ENTRIES SUPPLIED:
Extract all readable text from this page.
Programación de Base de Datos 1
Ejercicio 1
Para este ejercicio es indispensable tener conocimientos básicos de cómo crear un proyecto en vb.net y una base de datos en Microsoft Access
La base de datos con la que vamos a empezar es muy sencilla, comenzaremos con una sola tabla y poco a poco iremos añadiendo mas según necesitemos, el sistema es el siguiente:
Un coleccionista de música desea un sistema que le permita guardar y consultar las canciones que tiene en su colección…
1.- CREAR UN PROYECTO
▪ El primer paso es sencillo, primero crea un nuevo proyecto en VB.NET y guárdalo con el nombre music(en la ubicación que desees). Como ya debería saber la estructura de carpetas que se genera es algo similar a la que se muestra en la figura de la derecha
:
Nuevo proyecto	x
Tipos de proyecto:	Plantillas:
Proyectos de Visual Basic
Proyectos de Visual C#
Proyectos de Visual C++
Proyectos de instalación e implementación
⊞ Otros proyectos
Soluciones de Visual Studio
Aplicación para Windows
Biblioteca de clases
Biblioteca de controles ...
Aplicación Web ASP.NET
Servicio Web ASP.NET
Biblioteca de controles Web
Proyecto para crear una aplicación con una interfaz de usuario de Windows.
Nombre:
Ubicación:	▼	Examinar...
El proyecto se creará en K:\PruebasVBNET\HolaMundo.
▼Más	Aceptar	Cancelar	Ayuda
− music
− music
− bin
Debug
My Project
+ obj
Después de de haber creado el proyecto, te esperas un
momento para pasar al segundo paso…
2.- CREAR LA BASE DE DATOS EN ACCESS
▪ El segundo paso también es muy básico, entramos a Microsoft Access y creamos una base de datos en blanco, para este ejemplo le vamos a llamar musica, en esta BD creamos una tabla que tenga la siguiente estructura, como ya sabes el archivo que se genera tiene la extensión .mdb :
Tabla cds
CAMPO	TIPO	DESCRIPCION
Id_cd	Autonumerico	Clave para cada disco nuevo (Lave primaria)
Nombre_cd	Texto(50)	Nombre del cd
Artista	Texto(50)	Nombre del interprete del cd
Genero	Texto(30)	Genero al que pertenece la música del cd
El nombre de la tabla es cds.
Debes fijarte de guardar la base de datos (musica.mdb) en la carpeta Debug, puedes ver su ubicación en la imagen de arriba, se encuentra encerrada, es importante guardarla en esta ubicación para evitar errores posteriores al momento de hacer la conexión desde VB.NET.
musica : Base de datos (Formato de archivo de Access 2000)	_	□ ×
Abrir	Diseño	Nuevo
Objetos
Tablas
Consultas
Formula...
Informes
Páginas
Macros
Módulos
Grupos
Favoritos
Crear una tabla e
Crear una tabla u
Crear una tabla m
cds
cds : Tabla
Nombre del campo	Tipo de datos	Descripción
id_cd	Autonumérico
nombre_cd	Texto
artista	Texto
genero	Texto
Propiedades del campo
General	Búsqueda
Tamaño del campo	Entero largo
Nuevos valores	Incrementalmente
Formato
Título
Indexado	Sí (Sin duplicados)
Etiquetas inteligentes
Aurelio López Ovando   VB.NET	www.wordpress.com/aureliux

WHAT THIS TASK INVOLVES: Check each line of the data above for the string "Windows", then report how many lines have it, with no other words.

OUTPUT OF THE TASK: 2